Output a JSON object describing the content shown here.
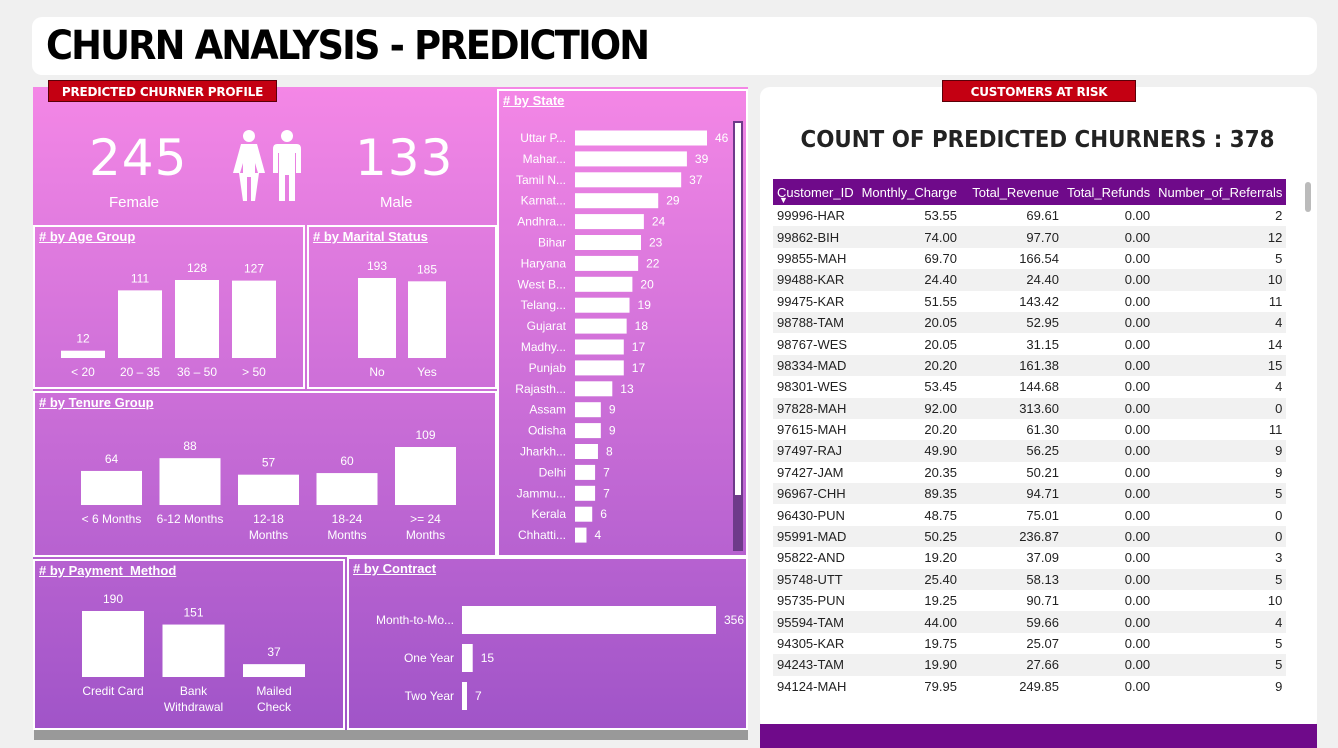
{
  "title": "CHURN ANALYSIS - PREDICTION",
  "badges": {
    "profile": "PREDICTED CHURNER PROFILE",
    "risk": "CUSTOMERS AT RISK"
  },
  "gender": {
    "female_count": "245",
    "female_label": "Female",
    "male_count": "133",
    "male_label": "Male"
  },
  "colors": {
    "panel_top": "#f487e6",
    "panel_bottom": "#a054c8",
    "header_purple": "#6f0a8a",
    "badge_red": "#c40012"
  },
  "chart_data": [
    {
      "type": "bar",
      "title": "# by Age Group",
      "categories": [
        "< 20",
        "20 – 35",
        "36 – 50",
        "> 50"
      ],
      "values": [
        12,
        111,
        128,
        127
      ]
    },
    {
      "type": "bar",
      "title": "# by Marital Status",
      "categories": [
        "No",
        "Yes"
      ],
      "values": [
        193,
        185
      ]
    },
    {
      "type": "bar",
      "title": "# by Tenure Group",
      "categories": [
        "< 6 Months",
        "6-12 Months",
        "12-18 Months",
        "18-24 Months",
        ">= 24 Months"
      ],
      "values": [
        64,
        88,
        57,
        60,
        109
      ]
    },
    {
      "type": "bar",
      "title": "# by Payment_Method",
      "categories": [
        "Credit Card",
        "Bank Withdrawal",
        "Mailed Check"
      ],
      "values": [
        190,
        151,
        37
      ]
    },
    {
      "type": "bar",
      "orientation": "horizontal",
      "title": "# by Contract",
      "categories": [
        "Month-to-Mo...",
        "One Year",
        "Two Year"
      ],
      "values": [
        356,
        15,
        7
      ]
    },
    {
      "type": "bar",
      "orientation": "horizontal",
      "title": "# by State",
      "categories": [
        "Uttar P...",
        "Mahar...",
        "Tamil N...",
        "Karnat...",
        "Andhra...",
        "Bihar",
        "Haryana",
        "West B...",
        "Telang...",
        "Gujarat",
        "Madhy...",
        "Punjab",
        "Rajasth...",
        "Assam",
        "Odisha",
        "Jharkh...",
        "Delhi",
        "Jammu...",
        "Kerala",
        "Chhatti..."
      ],
      "values": [
        46,
        39,
        37,
        29,
        24,
        23,
        22,
        20,
        19,
        18,
        17,
        17,
        13,
        9,
        9,
        8,
        7,
        7,
        6,
        4
      ]
    }
  ],
  "risk": {
    "count_title": "COUNT OF PREDICTED CHURNERS : 378",
    "columns": [
      "Customer_ID",
      "Monthly_Charge",
      "Total_Revenue",
      "Total_Refunds",
      "Number_of_Referrals"
    ],
    "rows": [
      [
        "99996-HAR",
        "53.55",
        "69.61",
        "0.00",
        "2"
      ],
      [
        "99862-BIH",
        "74.00",
        "97.70",
        "0.00",
        "12"
      ],
      [
        "99855-MAH",
        "69.70",
        "166.54",
        "0.00",
        "5"
      ],
      [
        "99488-KAR",
        "24.40",
        "24.40",
        "0.00",
        "10"
      ],
      [
        "99475-KAR",
        "51.55",
        "143.42",
        "0.00",
        "11"
      ],
      [
        "98788-TAM",
        "20.05",
        "52.95",
        "0.00",
        "4"
      ],
      [
        "98767-WES",
        "20.05",
        "31.15",
        "0.00",
        "14"
      ],
      [
        "98334-MAD",
        "20.20",
        "161.38",
        "0.00",
        "15"
      ],
      [
        "98301-WES",
        "53.45",
        "144.68",
        "0.00",
        "4"
      ],
      [
        "97828-MAH",
        "92.00",
        "313.60",
        "0.00",
        "0"
      ],
      [
        "97615-MAH",
        "20.20",
        "61.30",
        "0.00",
        "11"
      ],
      [
        "97497-RAJ",
        "49.90",
        "56.25",
        "0.00",
        "9"
      ],
      [
        "97427-JAM",
        "20.35",
        "50.21",
        "0.00",
        "9"
      ],
      [
        "96967-CHH",
        "89.35",
        "94.71",
        "0.00",
        "5"
      ],
      [
        "96430-PUN",
        "48.75",
        "75.01",
        "0.00",
        "0"
      ],
      [
        "95991-MAD",
        "50.25",
        "236.87",
        "0.00",
        "0"
      ],
      [
        "95822-AND",
        "19.20",
        "37.09",
        "0.00",
        "3"
      ],
      [
        "95748-UTT",
        "25.40",
        "58.13",
        "0.00",
        "5"
      ],
      [
        "95735-PUN",
        "19.25",
        "90.71",
        "0.00",
        "10"
      ],
      [
        "95594-TAM",
        "44.00",
        "59.66",
        "0.00",
        "4"
      ],
      [
        "94305-KAR",
        "19.75",
        "25.07",
        "0.00",
        "5"
      ],
      [
        "94243-TAM",
        "19.90",
        "27.66",
        "0.00",
        "5"
      ],
      [
        "94124-MAH",
        "79.95",
        "249.85",
        "0.00",
        "9"
      ]
    ]
  }
}
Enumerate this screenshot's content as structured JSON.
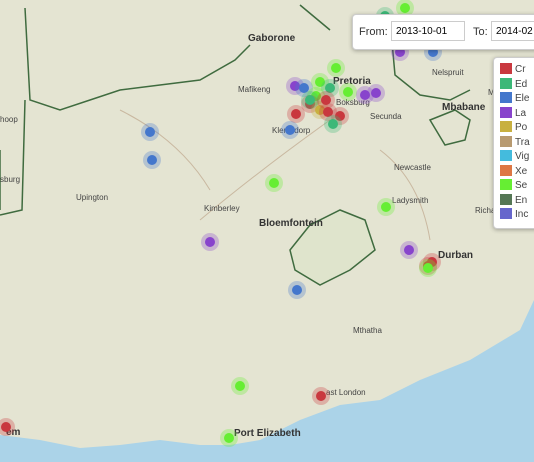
{
  "places": [
    "Gaborone",
    "Pretoria",
    "Mafikeng",
    "Nelspruit",
    "Mbabane",
    "Boksburg",
    "Secunda",
    "Klerksdorp",
    "Upington",
    "Kimberley",
    "Bloemfontein",
    "Newcastle",
    "Ladysmith",
    "Durban",
    "Mthatha",
    "ast London",
    "Port Elizabeth",
    "hoop",
    "sburg",
    "Richar",
    "Maputo",
    "em"
  ],
  "filter": {
    "from_label": "From:",
    "from": "2013-10-01",
    "to_label": "To:",
    "to": "2014-02"
  },
  "legend": [
    "Cr",
    "Ed",
    "Ele",
    "La",
    "Po",
    "Tra",
    "Vig",
    "Xe",
    "Se",
    "En",
    "Inc"
  ]
}
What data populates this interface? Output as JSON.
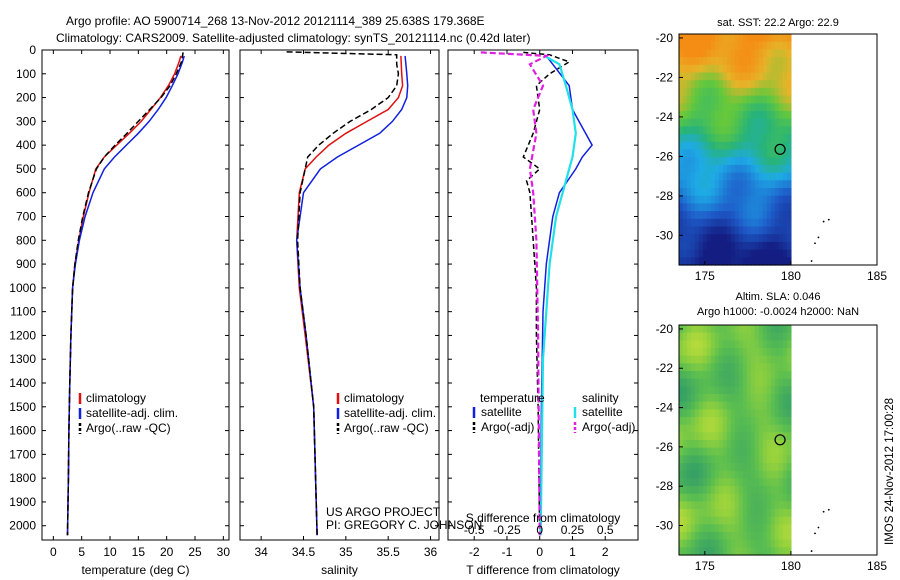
{
  "header": {
    "line1": "Argo profile: AO 5900714_268 13-Nov-2012 20121114_389 25.638S 179.368E",
    "line2": "Climatology: CARS2009. Satellite-adjusted climatology: synTS_20121114.nc (0.42d later)"
  },
  "footer": {
    "project": "US ARGO PROJECT",
    "pi": "PI: GREGORY C. JOHNSON",
    "stamp": "IMOS 24-Nov-2012 17:00:28"
  },
  "colors": {
    "climatology": "#e01010",
    "satellite": "#1020e0",
    "argo": "#000000",
    "satellite_salinity": "#20e0e8",
    "argo_salinity": "#e020e0"
  },
  "chart_data": [
    {
      "type": "line",
      "panel": "temperature",
      "xlabel": "temperature (deg C)",
      "ylabel": "",
      "xlim": [
        -2,
        31
      ],
      "ylim": [
        2060,
        0
      ],
      "xticks": [
        "0",
        "5",
        "10",
        "15",
        "20",
        "25",
        "30"
      ],
      "yticks": [
        "0",
        "100",
        "200",
        "300",
        "400",
        "500",
        "600",
        "700",
        "800",
        "900",
        "1000",
        "1100",
        "1200",
        "1300",
        "1400",
        "1500",
        "1600",
        "1700",
        "1800",
        "1900",
        "2000"
      ],
      "legend": [
        "climatology",
        "satellite-adj. clim.",
        "Argo(..raw -QC)"
      ],
      "series": [
        {
          "name": "climatology",
          "x": [
            22.5,
            22.2,
            21.4,
            20.3,
            18.9,
            17.2,
            15.5,
            13.4,
            11.2,
            9.0,
            7.5,
            6.3,
            5.3,
            4.5,
            3.8,
            3.4,
            3.1,
            2.9,
            2.75,
            2.65,
            2.5
          ],
          "y": [
            25,
            50,
            100,
            150,
            200,
            250,
            300,
            350,
            400,
            450,
            500,
            600,
            700,
            800,
            900,
            1000,
            1200,
            1400,
            1600,
            1800,
            2040
          ]
        },
        {
          "name": "satellite-adj. clim.",
          "x": [
            23.1,
            22.8,
            22.0,
            21.0,
            19.9,
            18.5,
            16.9,
            15.0,
            12.9,
            10.8,
            9.0,
            7.0,
            5.6,
            4.6,
            3.9,
            3.4,
            3.1,
            2.9,
            2.75,
            2.65,
            2.5
          ],
          "y": [
            25,
            50,
            100,
            150,
            200,
            250,
            300,
            350,
            400,
            450,
            500,
            600,
            700,
            800,
            900,
            1000,
            1200,
            1400,
            1600,
            1800,
            2040
          ]
        },
        {
          "name": "Argo(..raw -QC)",
          "x": [
            22.9,
            22.6,
            21.7,
            20.6,
            19.0,
            17.0,
            15.0,
            13.0,
            10.9,
            9.0,
            7.6,
            6.2,
            5.2,
            4.4,
            3.8,
            3.4,
            3.1,
            2.9,
            2.75,
            2.65,
            2.5
          ],
          "y": [
            10,
            50,
            100,
            150,
            200,
            250,
            300,
            350,
            400,
            450,
            500,
            600,
            700,
            800,
            900,
            1000,
            1200,
            1400,
            1600,
            1800,
            2040
          ]
        }
      ]
    },
    {
      "type": "line",
      "panel": "salinity",
      "xlabel": "salinity",
      "ylabel": "",
      "xlim": [
        33.75,
        36.1
      ],
      "ylim": [
        2060,
        0
      ],
      "xticks": [
        "34",
        "34.5",
        "35",
        "35.5",
        "36"
      ],
      "legend": [
        "climatology",
        "satellite-adj. clim.",
        "Argo(..raw -QC)"
      ],
      "series": [
        {
          "name": "climatology",
          "x": [
            35.65,
            35.66,
            35.67,
            35.62,
            35.5,
            35.25,
            35.0,
            34.8,
            34.65,
            34.52,
            34.45,
            34.42,
            34.45,
            34.52,
            34.62,
            34.66
          ],
          "y": [
            25,
            100,
            150,
            200,
            250,
            300,
            350,
            400,
            450,
            500,
            600,
            800,
            1000,
            1200,
            1500,
            2040
          ]
        },
        {
          "name": "satellite-adj. clim.",
          "x": [
            35.7,
            35.72,
            35.73,
            35.72,
            35.66,
            35.55,
            35.4,
            35.15,
            34.9,
            34.7,
            34.5,
            34.42,
            34.46,
            34.53,
            34.62,
            34.66
          ],
          "y": [
            25,
            100,
            150,
            200,
            250,
            300,
            350,
            400,
            450,
            500,
            600,
            800,
            1000,
            1200,
            1500,
            2040
          ]
        },
        {
          "name": "Argo(..raw -QC)",
          "x": [
            34.3,
            35.6,
            35.6,
            35.62,
            35.6,
            35.5,
            35.3,
            35.05,
            34.85,
            34.68,
            34.55,
            34.46,
            34.43,
            34.46,
            34.53,
            34.62,
            34.66
          ],
          "y": [
            8,
            20,
            60,
            100,
            150,
            200,
            250,
            300,
            350,
            400,
            450,
            600,
            800,
            1000,
            1200,
            1500,
            2040
          ]
        }
      ]
    },
    {
      "type": "line",
      "panel": "differences",
      "xlabel": "T difference from climatology",
      "xlabel_top": "S difference from climatology",
      "xlim": [
        -2.8,
        3.0
      ],
      "ylim": [
        2060,
        0
      ],
      "xticks": [
        "-2",
        "-1",
        "0",
        "1",
        "2"
      ],
      "xticks_s": [
        "-0.5",
        "-0.25",
        "0",
        "0.25",
        "0.5"
      ],
      "legend_titles": [
        "temperature",
        "salinity"
      ],
      "legend": [
        "satellite",
        "Argo(-adj)",
        "satellite",
        "Argo(-adj)"
      ],
      "series": [
        {
          "name": "satellite",
          "x": [
            0.2,
            0.4,
            0.9,
            1.0,
            1.2,
            1.4,
            1.6,
            1.3,
            1.1,
            0.6,
            0.4,
            0.2,
            0.1,
            0.05,
            0.02
          ],
          "y": [
            25,
            60,
            150,
            250,
            300,
            350,
            400,
            450,
            500,
            600,
            700,
            900,
            1100,
            1500,
            2040
          ]
        },
        {
          "name": "Argo(-adj)",
          "x": [
            -0.5,
            0.3,
            0.9,
            0.3,
            -0.1,
            0.0,
            -0.2,
            -0.5,
            0.0,
            -0.4,
            -0.3,
            -0.2,
            -0.1,
            -0.1,
            -0.05,
            0.0
          ],
          "y": [
            10,
            20,
            50,
            100,
            150,
            250,
            350,
            450,
            500,
            550,
            600,
            800,
            1000,
            1200,
            1500,
            2040
          ]
        },
        {
          "name": "satellite",
          "x": [
            0.15,
            0.6,
            0.8,
            1.0,
            1.1,
            1.0,
            0.8,
            0.5,
            0.3,
            0.1,
            0.03
          ],
          "y": [
            25,
            60,
            150,
            250,
            350,
            450,
            550,
            700,
            900,
            1300,
            2040
          ]
        },
        {
          "name": "Argo(-adj)",
          "x": [
            -1.8,
            0.2,
            -0.3,
            0.1,
            -0.2,
            -0.1,
            -0.3,
            -0.2,
            -0.1,
            -0.05,
            0.0
          ],
          "y": [
            10,
            25,
            60,
            150,
            250,
            350,
            500,
            600,
            800,
            1200,
            2040
          ]
        }
      ]
    },
    {
      "type": "heatmap",
      "panel": "map-sst",
      "title": "sat. SST: 22.2  Argo: 22.9",
      "xlim": [
        173.5,
        185
      ],
      "ylim": [
        -31.5,
        -19.8
      ],
      "xticks": [
        "175",
        "180",
        "185"
      ],
      "yticks": [
        "-20",
        "-22",
        "-24",
        "-26",
        "-28",
        "-30"
      ],
      "marker": {
        "lon": 179.37,
        "lat": -25.64
      }
    },
    {
      "type": "heatmap",
      "panel": "map-sla",
      "title": "Altim. SLA: 0.046",
      "subtitle": "Argo h1000: -0.0024  h2000: NaN",
      "xlim": [
        173.5,
        185
      ],
      "ylim": [
        -31.5,
        -19.8
      ],
      "xticks": [
        "175",
        "180",
        "185"
      ],
      "yticks": [
        "-20",
        "-22",
        "-24",
        "-26",
        "-28",
        "-30"
      ],
      "marker": {
        "lon": 179.37,
        "lat": -25.64
      }
    }
  ]
}
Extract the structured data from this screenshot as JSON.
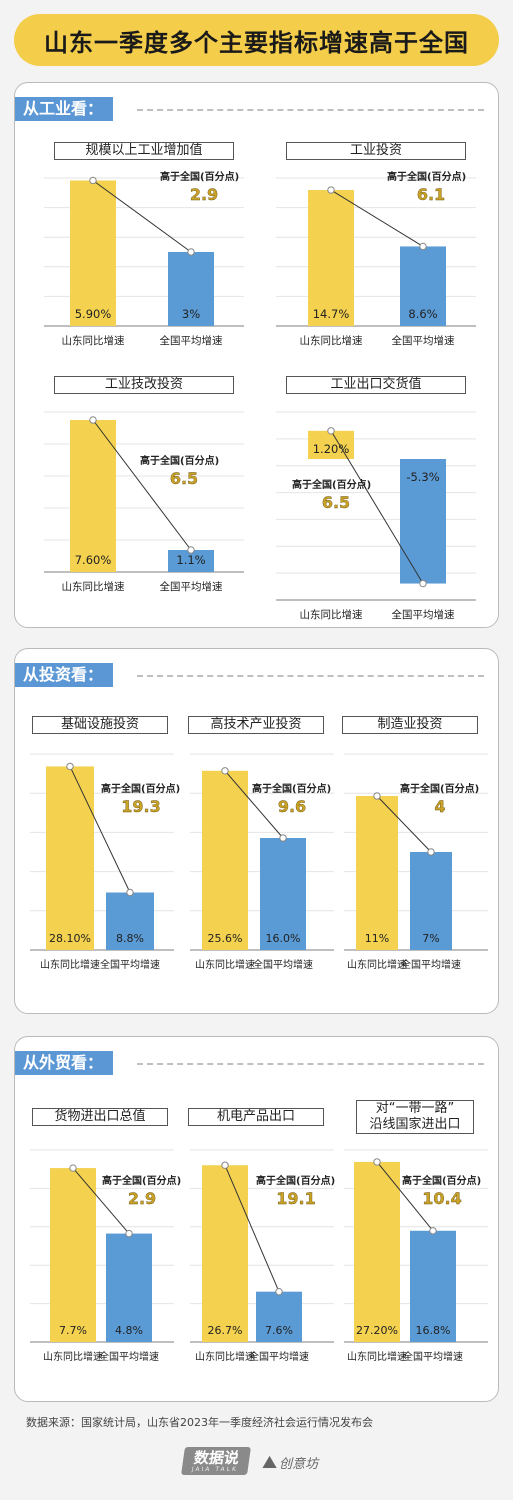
----
Which lines contain "Output"? Show each of them.

Answer for this exercise
Output a JSON object describing the content shown here.
What data populates this interface? Output as JSON.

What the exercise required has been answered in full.